(Data entries)
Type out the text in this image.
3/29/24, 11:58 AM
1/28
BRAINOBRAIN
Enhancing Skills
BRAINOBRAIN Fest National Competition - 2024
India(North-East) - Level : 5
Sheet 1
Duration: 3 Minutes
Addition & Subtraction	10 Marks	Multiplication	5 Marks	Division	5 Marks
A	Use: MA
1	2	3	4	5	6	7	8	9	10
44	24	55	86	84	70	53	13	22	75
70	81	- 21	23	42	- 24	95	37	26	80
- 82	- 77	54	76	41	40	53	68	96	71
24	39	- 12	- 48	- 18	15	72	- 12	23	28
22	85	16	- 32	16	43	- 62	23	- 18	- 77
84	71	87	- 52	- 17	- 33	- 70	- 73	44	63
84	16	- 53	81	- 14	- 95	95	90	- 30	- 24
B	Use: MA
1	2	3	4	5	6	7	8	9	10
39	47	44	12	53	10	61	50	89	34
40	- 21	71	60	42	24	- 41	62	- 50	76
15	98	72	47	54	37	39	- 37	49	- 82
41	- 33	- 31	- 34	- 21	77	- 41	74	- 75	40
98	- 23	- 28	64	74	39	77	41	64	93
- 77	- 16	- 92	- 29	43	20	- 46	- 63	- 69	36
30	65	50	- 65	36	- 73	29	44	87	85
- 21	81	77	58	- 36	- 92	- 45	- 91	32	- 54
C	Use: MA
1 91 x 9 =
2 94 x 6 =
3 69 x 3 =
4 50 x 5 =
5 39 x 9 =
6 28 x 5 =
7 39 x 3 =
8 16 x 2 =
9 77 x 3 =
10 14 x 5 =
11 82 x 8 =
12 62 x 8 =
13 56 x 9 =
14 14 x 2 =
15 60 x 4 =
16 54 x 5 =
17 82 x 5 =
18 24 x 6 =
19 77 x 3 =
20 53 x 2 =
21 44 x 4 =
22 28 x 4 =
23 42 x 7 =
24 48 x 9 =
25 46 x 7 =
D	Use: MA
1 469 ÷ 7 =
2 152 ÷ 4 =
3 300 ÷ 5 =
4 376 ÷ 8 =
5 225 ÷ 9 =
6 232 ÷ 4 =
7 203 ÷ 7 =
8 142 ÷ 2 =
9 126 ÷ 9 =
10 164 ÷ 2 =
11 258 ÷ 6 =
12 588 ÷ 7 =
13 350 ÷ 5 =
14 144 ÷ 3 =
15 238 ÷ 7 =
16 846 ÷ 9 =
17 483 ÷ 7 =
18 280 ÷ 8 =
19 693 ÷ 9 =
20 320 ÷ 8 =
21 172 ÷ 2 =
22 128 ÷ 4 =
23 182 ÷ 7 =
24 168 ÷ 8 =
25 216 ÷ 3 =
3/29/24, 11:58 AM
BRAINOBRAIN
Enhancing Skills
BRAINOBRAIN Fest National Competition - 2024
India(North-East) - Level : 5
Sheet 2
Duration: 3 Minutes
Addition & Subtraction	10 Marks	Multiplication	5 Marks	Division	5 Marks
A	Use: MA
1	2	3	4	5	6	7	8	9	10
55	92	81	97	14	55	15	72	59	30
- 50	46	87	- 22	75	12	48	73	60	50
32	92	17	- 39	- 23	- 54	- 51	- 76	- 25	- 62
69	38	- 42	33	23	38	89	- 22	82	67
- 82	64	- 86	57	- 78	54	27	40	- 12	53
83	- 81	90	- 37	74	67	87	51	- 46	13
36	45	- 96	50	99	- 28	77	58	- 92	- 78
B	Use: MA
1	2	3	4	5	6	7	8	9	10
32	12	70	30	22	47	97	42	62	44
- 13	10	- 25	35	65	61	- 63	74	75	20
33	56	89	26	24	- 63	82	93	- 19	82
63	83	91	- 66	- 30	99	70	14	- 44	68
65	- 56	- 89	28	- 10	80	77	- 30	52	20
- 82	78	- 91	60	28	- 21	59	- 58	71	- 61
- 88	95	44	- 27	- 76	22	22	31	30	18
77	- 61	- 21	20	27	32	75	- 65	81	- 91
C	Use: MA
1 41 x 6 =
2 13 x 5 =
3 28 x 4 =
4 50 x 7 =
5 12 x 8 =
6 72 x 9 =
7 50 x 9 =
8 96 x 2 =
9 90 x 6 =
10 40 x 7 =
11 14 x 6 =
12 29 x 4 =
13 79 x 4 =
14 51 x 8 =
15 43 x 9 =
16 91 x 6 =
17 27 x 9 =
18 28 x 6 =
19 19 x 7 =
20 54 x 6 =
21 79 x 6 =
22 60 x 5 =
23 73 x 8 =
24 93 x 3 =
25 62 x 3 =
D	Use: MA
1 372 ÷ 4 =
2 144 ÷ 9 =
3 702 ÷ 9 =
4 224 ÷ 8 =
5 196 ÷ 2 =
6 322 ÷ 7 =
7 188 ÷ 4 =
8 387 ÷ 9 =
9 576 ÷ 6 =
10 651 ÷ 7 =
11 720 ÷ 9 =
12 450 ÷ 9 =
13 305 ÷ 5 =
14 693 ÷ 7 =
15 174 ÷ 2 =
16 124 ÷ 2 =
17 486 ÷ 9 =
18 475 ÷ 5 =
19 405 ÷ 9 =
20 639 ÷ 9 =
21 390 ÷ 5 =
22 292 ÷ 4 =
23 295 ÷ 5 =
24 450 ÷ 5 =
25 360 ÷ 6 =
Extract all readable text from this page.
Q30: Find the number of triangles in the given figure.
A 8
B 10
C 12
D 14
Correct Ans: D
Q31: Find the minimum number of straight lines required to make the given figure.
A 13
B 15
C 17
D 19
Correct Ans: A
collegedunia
--
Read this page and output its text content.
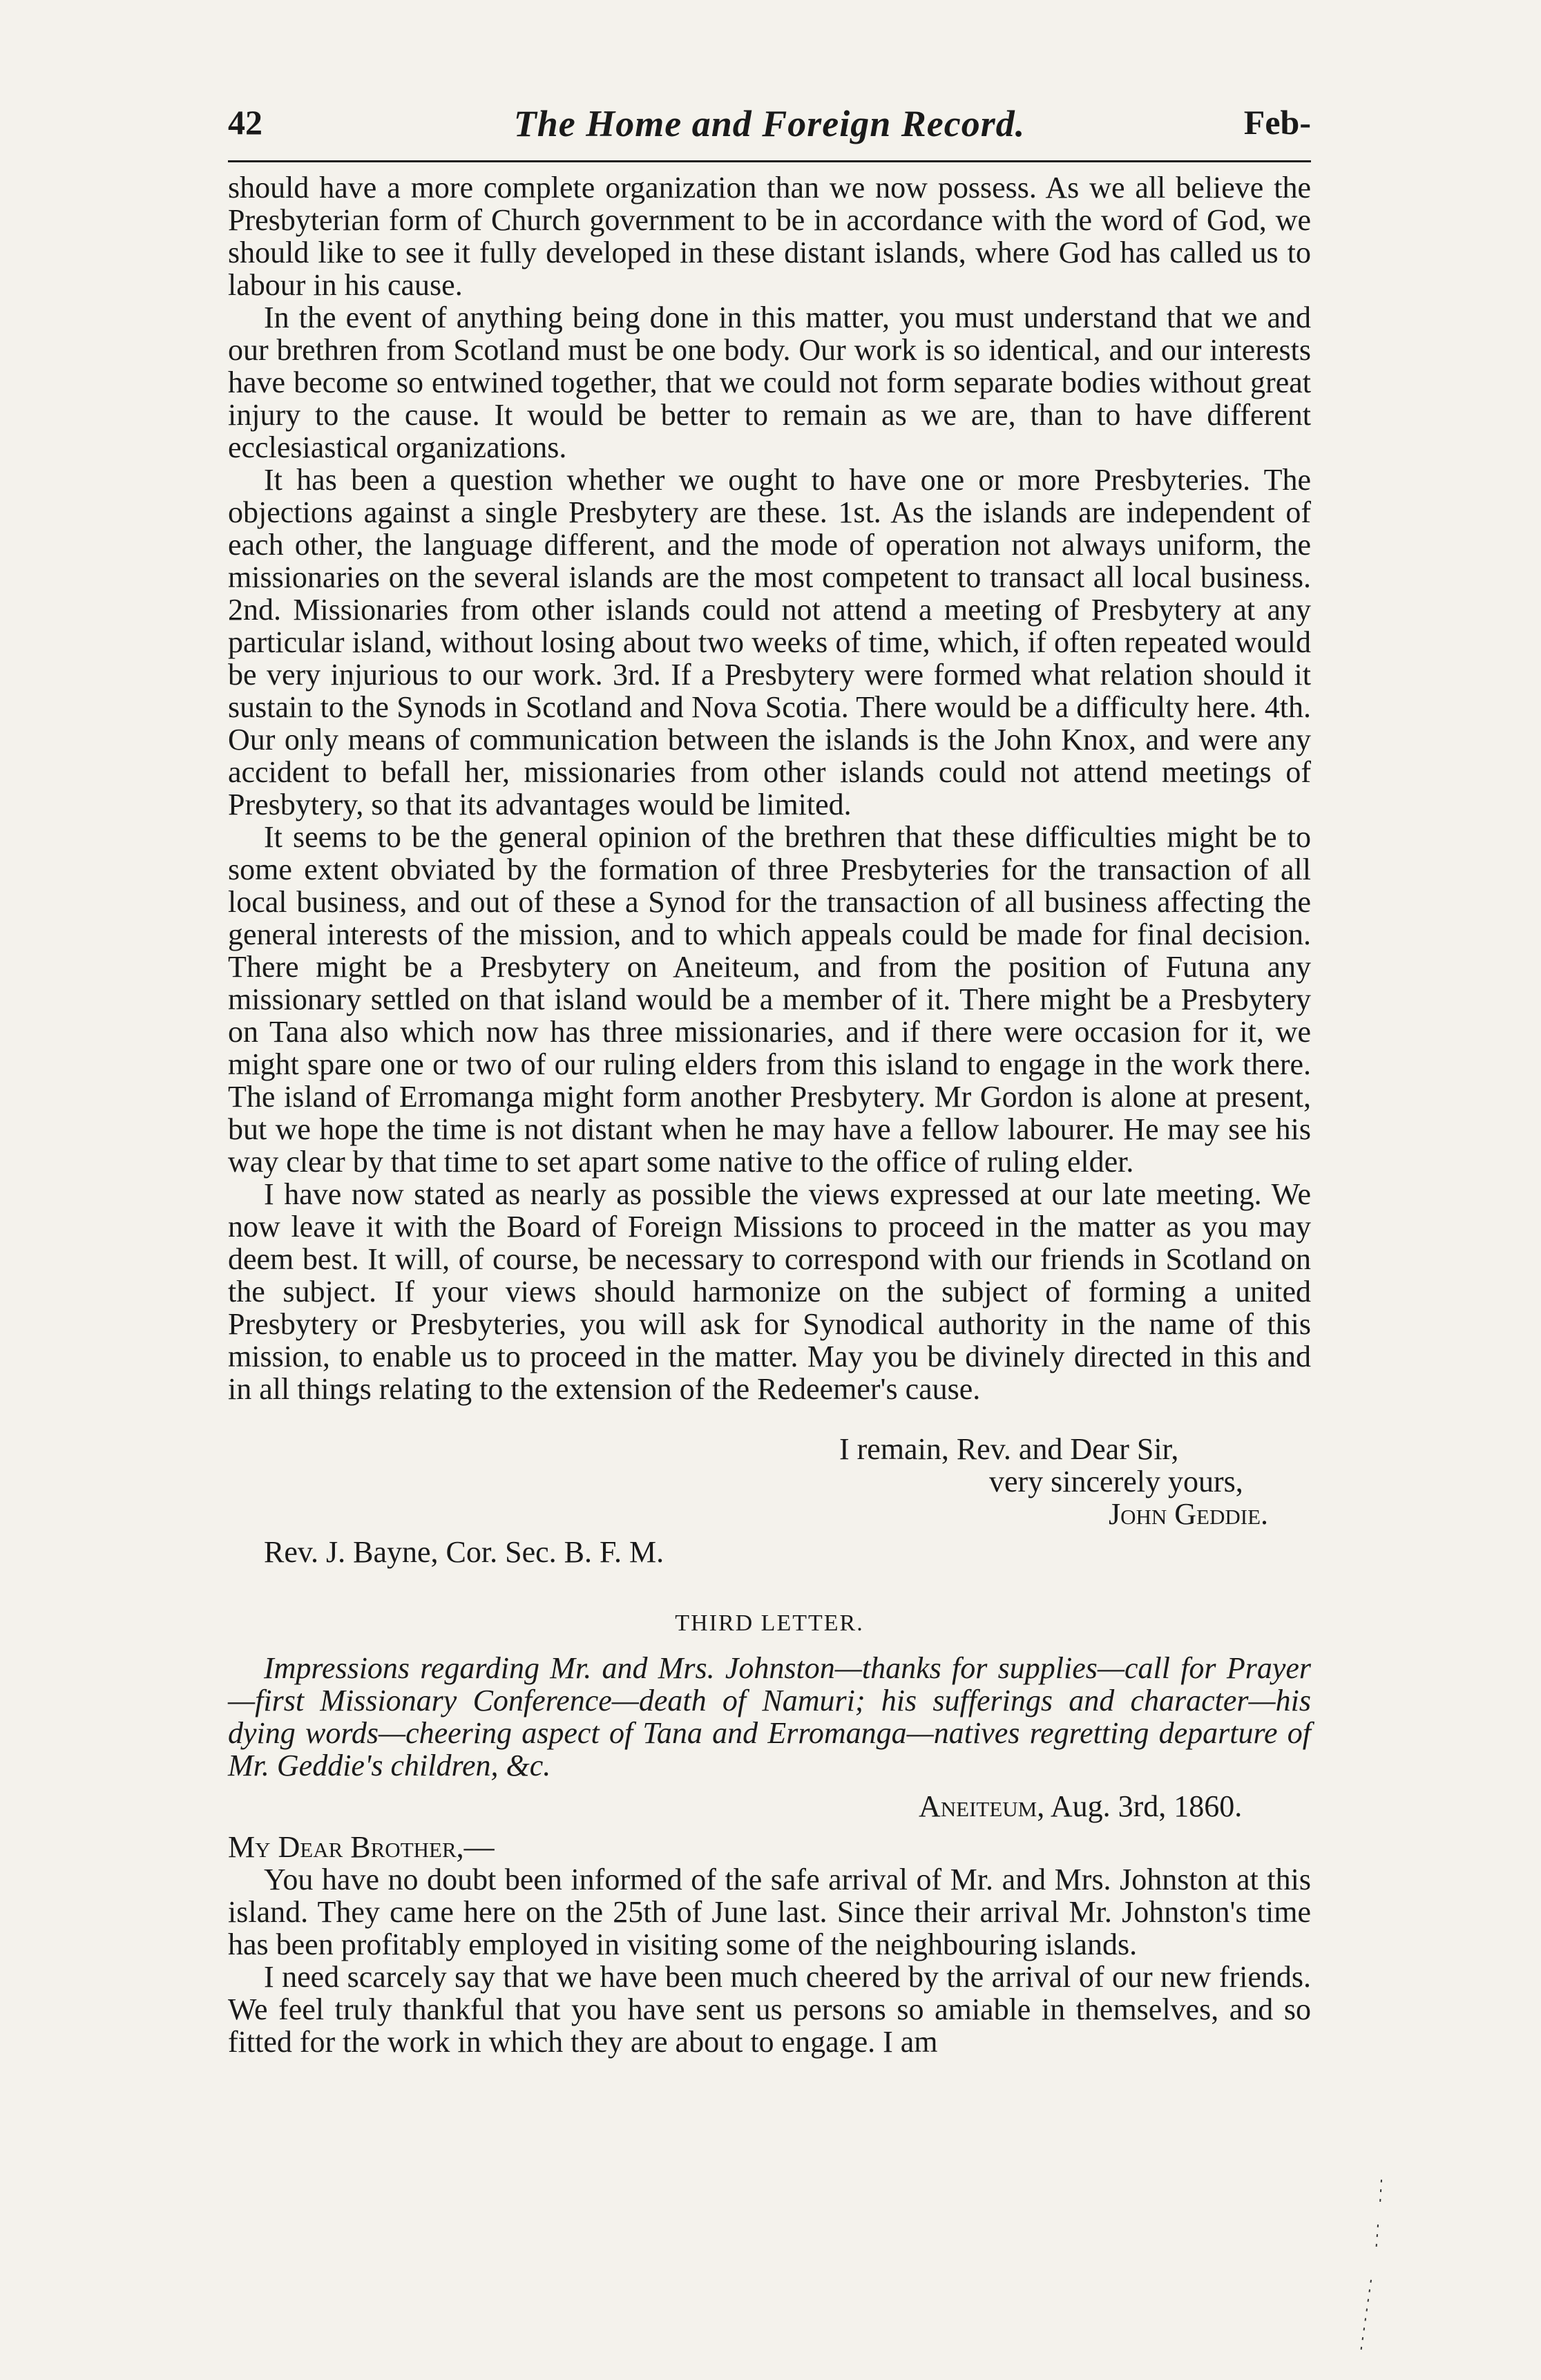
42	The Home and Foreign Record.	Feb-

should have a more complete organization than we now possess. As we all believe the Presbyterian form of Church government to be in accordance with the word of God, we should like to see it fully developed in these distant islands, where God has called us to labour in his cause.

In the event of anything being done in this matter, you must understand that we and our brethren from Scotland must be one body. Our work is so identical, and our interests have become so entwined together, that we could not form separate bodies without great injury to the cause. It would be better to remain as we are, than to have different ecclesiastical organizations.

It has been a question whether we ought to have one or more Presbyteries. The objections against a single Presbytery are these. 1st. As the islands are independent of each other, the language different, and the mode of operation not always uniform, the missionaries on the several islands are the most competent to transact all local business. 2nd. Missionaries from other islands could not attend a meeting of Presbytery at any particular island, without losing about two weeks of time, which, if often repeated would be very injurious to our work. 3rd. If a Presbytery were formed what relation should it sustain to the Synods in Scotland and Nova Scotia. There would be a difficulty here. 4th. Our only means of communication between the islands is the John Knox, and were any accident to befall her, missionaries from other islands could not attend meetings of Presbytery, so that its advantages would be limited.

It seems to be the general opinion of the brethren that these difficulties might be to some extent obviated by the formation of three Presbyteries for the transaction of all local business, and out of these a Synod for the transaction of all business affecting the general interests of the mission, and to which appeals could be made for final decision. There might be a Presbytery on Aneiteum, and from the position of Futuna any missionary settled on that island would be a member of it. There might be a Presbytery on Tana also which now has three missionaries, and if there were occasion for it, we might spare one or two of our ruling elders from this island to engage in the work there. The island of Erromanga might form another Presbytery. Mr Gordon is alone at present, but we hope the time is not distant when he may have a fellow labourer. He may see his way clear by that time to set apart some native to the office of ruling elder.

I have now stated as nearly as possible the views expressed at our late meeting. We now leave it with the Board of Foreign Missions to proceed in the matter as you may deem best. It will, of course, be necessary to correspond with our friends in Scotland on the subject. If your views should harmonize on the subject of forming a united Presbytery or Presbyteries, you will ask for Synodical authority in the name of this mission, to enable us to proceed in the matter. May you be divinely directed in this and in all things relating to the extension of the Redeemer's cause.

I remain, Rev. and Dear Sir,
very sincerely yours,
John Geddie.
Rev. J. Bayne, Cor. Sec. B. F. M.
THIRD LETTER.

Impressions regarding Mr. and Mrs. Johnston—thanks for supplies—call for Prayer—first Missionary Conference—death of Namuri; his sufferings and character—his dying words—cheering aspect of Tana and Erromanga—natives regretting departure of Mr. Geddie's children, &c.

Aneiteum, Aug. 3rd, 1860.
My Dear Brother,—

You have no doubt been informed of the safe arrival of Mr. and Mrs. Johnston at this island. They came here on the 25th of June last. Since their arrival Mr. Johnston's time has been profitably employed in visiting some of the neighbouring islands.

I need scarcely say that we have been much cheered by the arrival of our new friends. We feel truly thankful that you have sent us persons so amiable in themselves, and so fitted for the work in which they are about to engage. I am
...
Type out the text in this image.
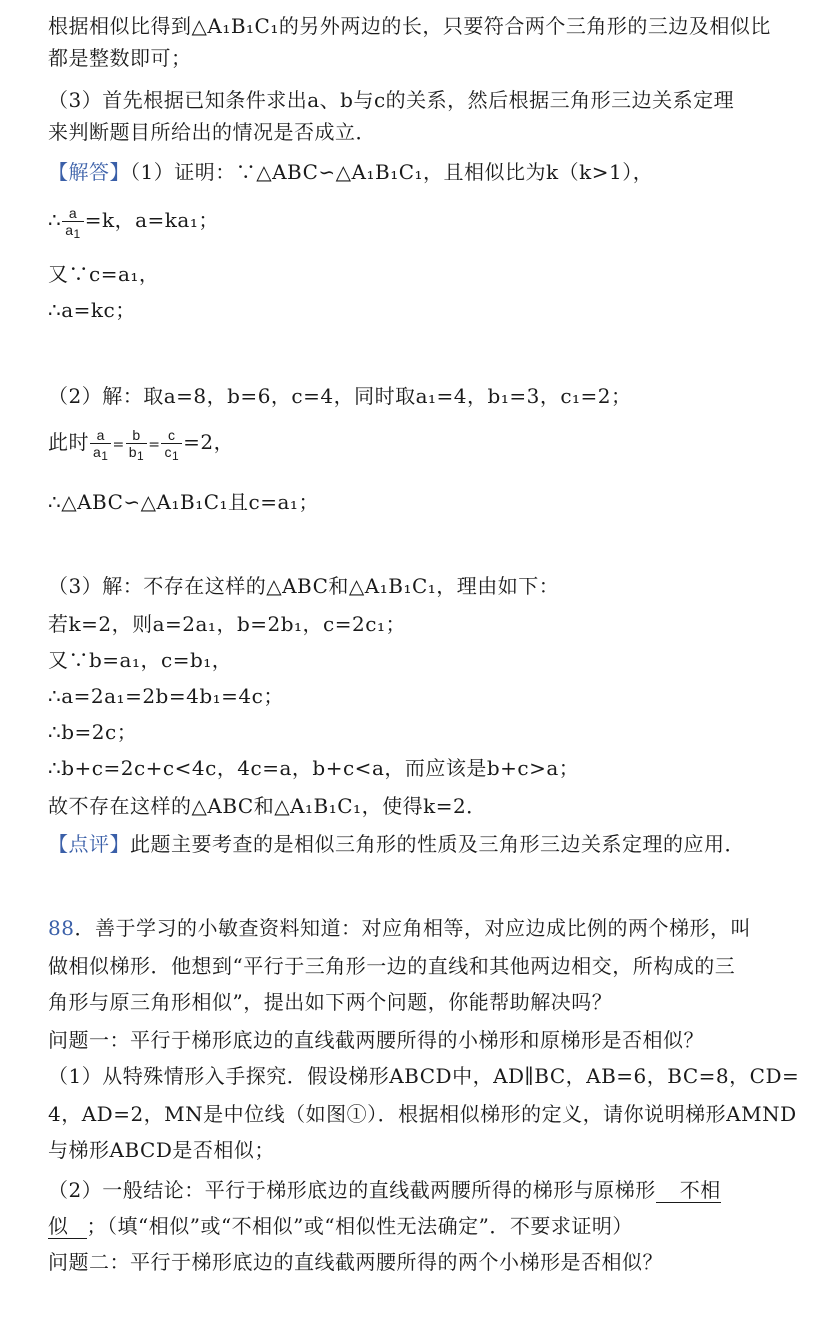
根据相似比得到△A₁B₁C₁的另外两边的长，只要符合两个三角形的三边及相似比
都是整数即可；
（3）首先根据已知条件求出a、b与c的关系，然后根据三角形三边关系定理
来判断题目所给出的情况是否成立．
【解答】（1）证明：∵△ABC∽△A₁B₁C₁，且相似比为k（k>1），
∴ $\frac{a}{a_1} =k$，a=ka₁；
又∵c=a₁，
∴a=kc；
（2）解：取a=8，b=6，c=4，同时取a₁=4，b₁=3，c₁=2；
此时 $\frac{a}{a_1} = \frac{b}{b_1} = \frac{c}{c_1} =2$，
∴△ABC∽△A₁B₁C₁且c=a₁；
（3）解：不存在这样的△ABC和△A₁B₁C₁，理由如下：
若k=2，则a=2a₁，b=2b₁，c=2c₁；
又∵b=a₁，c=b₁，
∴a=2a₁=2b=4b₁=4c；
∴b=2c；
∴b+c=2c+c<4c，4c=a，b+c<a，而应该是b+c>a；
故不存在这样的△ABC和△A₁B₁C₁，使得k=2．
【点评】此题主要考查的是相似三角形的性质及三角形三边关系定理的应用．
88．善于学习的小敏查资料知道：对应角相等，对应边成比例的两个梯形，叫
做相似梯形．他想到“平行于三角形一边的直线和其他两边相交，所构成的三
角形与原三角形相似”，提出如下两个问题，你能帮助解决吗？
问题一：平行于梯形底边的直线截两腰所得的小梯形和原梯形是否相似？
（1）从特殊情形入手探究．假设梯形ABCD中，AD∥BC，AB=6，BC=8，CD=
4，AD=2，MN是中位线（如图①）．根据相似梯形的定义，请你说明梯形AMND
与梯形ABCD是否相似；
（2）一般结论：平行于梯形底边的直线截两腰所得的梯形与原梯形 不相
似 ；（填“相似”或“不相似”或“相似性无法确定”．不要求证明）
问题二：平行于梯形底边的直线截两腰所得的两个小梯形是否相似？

- _SHORT PROBLEM_: Gather from the data above every line with the string "Dear".

- _FULL RESPONSE_:
I remain, Rev. and Dear Sir,
My Dear Brother,—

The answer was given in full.